**** Selected text ****

WHTB (1400 AM) is a Portuguese language radio station in Fall River, Massachusetts, operating with 1 kW unlimited hours.

History
WALE began broadcasting May 6, 1948, on 1400 kHz with 250 watts power (full-time). It was owned by Narragansett Broadcasting Company. The station's first location was at the corner of North Main Street and Central Street in Fall River, Massachusetts, known as the Durfee Theatre Building. The station's "Whale" was a plaster and chicken wire figure atop the building with the words "WALE 1400" on the sides in white paint.  The transmitting antenna was on the roof and had a copper screen ground system. There was no real ground connection to the antenna, and the screen created an artificial grounding system, limiting the coverage area.

The WALE, call sign moved to 990 AM in Providence, Rhode Island on July 20, 1989.  On that date, SNE Broadcasting Ltd. (owned by local businessmen Robert and James Karam) took ownership of 1400 AM and introduced the WHTB call sign. 

In 2018, WHTB signed on FM translator W229DC on 93.7 from the AM tower.

**** Data entries ****

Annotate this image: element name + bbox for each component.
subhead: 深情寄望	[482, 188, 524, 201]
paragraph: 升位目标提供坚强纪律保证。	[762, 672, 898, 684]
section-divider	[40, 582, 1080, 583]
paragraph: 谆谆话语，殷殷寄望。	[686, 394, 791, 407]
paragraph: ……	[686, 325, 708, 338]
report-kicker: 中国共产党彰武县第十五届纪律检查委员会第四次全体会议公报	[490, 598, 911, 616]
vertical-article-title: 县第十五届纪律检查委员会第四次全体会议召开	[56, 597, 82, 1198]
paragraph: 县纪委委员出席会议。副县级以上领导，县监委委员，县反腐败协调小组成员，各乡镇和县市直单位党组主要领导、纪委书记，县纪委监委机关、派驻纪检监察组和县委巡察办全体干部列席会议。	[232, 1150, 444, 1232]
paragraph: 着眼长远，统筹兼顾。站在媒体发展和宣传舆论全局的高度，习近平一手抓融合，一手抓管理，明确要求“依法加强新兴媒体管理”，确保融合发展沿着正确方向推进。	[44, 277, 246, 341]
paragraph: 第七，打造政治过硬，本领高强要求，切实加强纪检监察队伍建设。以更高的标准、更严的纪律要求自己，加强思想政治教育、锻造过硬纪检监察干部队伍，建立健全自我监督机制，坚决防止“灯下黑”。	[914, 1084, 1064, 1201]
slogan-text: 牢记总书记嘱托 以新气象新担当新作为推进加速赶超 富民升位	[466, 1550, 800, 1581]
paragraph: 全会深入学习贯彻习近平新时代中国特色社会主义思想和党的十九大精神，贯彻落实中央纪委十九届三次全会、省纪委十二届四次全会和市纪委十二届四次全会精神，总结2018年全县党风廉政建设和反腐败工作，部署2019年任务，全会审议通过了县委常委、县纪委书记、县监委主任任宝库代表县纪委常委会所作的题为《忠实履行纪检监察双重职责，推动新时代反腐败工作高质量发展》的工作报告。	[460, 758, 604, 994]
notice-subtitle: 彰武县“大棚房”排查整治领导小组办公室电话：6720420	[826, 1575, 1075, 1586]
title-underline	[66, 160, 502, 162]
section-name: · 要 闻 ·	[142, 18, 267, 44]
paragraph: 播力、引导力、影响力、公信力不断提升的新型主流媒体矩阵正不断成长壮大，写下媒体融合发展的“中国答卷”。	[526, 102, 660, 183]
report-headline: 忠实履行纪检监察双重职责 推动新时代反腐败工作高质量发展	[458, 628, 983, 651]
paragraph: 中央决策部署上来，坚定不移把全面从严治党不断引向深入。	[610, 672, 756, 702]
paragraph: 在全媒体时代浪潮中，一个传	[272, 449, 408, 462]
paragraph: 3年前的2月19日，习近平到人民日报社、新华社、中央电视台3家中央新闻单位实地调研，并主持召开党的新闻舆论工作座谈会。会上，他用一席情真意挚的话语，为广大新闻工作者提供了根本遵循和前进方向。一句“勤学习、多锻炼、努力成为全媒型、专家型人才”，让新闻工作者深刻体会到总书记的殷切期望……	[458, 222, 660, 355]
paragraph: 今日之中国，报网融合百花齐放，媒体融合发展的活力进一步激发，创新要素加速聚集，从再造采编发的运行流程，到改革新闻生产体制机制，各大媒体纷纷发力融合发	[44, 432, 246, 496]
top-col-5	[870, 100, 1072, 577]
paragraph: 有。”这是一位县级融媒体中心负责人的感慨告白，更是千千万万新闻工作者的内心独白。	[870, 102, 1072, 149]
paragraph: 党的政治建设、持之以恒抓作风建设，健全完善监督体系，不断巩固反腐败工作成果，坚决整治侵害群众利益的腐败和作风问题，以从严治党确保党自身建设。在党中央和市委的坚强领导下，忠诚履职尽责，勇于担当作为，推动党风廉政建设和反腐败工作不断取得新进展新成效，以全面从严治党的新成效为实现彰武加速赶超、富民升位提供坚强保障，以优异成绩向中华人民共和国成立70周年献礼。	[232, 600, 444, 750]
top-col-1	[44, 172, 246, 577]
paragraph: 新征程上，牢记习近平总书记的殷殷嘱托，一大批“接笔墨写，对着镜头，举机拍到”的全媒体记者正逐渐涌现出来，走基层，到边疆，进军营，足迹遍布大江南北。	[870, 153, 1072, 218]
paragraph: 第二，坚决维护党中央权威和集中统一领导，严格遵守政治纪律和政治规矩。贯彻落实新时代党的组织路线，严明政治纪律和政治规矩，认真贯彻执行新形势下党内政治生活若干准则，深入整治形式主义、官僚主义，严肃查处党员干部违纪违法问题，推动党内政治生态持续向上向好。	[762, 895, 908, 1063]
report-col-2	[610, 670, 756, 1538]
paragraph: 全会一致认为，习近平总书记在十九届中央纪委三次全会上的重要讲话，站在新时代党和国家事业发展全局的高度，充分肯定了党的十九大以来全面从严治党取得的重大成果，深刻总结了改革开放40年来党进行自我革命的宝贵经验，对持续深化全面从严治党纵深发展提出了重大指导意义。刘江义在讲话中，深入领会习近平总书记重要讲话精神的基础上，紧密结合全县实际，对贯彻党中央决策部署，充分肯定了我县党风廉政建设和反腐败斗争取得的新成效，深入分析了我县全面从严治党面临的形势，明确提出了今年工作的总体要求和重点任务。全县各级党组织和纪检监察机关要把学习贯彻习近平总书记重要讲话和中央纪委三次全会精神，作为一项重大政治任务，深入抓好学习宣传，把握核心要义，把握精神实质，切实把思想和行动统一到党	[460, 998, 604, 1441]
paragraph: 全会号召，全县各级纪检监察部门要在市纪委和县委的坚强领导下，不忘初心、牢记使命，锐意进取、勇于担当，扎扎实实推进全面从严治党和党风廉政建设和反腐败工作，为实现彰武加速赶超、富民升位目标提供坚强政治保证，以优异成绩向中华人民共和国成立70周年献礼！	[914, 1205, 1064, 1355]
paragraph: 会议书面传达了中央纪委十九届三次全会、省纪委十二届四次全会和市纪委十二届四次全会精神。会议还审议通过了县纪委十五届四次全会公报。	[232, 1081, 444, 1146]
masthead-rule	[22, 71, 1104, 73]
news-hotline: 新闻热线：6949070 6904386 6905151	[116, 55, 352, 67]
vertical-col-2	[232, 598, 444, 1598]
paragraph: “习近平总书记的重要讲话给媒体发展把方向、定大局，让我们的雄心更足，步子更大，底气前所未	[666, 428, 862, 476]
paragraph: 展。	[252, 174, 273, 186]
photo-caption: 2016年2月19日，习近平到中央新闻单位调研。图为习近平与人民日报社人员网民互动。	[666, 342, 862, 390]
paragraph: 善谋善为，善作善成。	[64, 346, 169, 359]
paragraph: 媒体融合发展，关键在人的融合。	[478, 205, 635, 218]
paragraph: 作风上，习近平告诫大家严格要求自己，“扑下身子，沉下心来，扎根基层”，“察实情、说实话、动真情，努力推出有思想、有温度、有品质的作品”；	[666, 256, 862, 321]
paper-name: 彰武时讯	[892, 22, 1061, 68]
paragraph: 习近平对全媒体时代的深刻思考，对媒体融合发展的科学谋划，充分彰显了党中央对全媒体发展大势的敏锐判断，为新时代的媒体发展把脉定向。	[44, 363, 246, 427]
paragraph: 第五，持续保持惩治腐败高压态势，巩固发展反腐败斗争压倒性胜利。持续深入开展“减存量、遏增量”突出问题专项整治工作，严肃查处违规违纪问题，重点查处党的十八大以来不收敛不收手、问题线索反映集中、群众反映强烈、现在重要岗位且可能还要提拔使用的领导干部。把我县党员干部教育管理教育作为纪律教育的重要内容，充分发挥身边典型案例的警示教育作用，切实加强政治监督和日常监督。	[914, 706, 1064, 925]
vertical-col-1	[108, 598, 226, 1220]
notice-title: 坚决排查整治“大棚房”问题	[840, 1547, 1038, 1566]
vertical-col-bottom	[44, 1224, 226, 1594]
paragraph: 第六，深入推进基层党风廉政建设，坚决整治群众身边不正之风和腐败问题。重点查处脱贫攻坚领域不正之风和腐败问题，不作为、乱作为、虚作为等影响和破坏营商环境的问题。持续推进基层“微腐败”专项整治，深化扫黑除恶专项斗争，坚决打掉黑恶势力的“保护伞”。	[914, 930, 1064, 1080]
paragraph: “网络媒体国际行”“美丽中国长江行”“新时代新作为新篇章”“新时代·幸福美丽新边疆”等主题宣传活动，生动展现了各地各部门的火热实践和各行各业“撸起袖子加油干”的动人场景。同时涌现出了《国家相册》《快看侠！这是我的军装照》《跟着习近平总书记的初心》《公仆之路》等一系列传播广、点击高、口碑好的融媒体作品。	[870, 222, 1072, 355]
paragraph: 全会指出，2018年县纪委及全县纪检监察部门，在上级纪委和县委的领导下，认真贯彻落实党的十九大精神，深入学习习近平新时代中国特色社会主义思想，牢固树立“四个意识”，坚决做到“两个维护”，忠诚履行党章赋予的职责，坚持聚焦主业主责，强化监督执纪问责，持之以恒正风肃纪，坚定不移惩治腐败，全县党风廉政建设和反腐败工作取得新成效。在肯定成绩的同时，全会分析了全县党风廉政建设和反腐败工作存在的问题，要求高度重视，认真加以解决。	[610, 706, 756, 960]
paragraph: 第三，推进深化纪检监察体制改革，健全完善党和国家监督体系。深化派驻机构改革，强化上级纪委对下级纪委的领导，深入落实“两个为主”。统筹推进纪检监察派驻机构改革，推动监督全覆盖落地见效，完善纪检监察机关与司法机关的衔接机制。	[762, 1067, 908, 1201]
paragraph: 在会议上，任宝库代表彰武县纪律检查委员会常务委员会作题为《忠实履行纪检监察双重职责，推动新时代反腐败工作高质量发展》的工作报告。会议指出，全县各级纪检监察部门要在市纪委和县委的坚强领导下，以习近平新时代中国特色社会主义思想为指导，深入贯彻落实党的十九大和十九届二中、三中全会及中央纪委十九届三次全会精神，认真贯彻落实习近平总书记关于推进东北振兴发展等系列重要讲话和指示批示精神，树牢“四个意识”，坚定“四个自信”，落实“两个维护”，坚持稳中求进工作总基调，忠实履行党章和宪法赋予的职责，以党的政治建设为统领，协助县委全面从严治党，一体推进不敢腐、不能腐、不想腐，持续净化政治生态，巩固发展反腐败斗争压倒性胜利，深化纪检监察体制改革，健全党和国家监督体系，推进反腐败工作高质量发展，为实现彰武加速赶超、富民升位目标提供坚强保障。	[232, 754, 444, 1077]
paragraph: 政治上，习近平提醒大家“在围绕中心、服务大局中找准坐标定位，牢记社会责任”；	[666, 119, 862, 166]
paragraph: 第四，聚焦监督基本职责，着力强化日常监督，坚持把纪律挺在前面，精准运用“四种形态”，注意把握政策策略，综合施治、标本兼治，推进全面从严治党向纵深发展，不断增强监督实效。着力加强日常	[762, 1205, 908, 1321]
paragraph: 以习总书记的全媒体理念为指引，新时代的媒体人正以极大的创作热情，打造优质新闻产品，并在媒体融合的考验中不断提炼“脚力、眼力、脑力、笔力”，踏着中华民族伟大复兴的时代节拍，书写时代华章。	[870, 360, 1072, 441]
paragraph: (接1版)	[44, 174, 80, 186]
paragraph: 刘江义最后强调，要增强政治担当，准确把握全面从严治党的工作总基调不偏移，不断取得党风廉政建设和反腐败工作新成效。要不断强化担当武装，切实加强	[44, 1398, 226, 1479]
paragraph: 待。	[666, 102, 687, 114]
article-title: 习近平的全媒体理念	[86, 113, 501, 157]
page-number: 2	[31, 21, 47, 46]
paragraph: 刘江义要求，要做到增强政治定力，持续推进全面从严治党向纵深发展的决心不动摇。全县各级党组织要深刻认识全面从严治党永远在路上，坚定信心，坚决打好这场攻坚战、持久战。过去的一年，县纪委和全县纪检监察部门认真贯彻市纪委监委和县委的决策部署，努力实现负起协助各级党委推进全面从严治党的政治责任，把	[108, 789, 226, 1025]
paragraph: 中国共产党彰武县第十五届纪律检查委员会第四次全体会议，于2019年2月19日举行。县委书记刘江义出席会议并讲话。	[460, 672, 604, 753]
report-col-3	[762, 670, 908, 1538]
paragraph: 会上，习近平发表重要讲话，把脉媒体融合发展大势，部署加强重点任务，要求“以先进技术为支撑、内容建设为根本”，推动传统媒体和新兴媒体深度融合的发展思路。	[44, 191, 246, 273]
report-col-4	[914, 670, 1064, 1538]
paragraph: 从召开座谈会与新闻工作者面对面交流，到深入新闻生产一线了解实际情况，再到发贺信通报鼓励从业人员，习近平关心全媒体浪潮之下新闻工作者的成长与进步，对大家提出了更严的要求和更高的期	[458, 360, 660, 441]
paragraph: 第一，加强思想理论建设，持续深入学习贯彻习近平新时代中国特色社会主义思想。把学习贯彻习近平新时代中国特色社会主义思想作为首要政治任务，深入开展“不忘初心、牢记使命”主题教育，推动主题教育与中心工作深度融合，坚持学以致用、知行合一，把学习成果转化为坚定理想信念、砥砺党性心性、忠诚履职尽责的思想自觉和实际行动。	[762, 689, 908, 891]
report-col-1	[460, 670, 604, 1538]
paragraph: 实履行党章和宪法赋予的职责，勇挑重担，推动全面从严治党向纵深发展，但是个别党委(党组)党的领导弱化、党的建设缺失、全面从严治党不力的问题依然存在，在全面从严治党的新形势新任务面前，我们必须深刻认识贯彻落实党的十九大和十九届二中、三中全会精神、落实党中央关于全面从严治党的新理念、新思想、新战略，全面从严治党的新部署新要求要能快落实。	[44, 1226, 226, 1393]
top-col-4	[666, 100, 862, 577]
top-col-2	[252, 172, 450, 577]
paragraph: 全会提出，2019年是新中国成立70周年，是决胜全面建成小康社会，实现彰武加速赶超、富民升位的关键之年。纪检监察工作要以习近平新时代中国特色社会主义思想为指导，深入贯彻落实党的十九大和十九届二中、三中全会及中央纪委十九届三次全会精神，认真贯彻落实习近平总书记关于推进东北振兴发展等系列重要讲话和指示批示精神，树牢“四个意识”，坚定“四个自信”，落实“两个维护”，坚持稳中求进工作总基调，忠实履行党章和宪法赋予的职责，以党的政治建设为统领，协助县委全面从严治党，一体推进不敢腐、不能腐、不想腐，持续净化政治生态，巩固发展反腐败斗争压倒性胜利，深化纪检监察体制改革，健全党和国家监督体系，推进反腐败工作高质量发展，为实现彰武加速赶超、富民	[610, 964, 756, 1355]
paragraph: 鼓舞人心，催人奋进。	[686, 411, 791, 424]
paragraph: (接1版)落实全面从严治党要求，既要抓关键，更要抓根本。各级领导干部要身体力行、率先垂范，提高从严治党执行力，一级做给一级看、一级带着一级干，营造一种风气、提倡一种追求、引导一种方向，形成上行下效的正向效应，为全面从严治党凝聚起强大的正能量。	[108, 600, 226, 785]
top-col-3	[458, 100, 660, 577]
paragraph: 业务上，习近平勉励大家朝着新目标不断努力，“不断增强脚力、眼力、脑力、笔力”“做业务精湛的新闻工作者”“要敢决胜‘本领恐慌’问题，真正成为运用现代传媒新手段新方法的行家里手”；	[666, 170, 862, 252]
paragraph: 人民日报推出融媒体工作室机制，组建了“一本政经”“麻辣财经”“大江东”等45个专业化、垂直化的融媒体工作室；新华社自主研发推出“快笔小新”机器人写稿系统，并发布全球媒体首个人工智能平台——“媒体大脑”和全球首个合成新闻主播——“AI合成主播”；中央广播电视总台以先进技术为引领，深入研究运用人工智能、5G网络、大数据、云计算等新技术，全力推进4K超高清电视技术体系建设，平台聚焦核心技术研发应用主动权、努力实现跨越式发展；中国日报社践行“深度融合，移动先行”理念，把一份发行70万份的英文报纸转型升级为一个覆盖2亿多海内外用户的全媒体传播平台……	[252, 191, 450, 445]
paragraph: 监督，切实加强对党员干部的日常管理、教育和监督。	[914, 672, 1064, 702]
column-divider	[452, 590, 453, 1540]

****

- **Problem set**
1) According to the WHTB radio station text, why was the coverage area of the station's first transmitting antenna limited?
2) Rewrite the paragraph of the WHTB radio station text that begins "WALE began broadcasting May 6, 1948" as a short bulleted list, keeping its main facts.

- **Answers to the problems**
1) The antenna on the roof had no real ground connection. Its copper screen created only an artificial grounding system, and that limited the coverage area.

2)
- WALE went on the air May 6, 1948, on 1400 kHz with 250 watts, full-time.
- Its owner was Narragansett Broadcasting Company.
- It was first located in the Durfee Theatre Building, at North Main Street and Central Street in Fall River, Massachusetts.
- A plaster and chicken wire "Whale" stood on top of the building, with "WALE 1400" painted in white on its sides.
- The transmitting antenna was on the roof and used a copper screen ground system.
- The antenna had no real ground connection, so the screen served as an artificial ground, which limited coverage.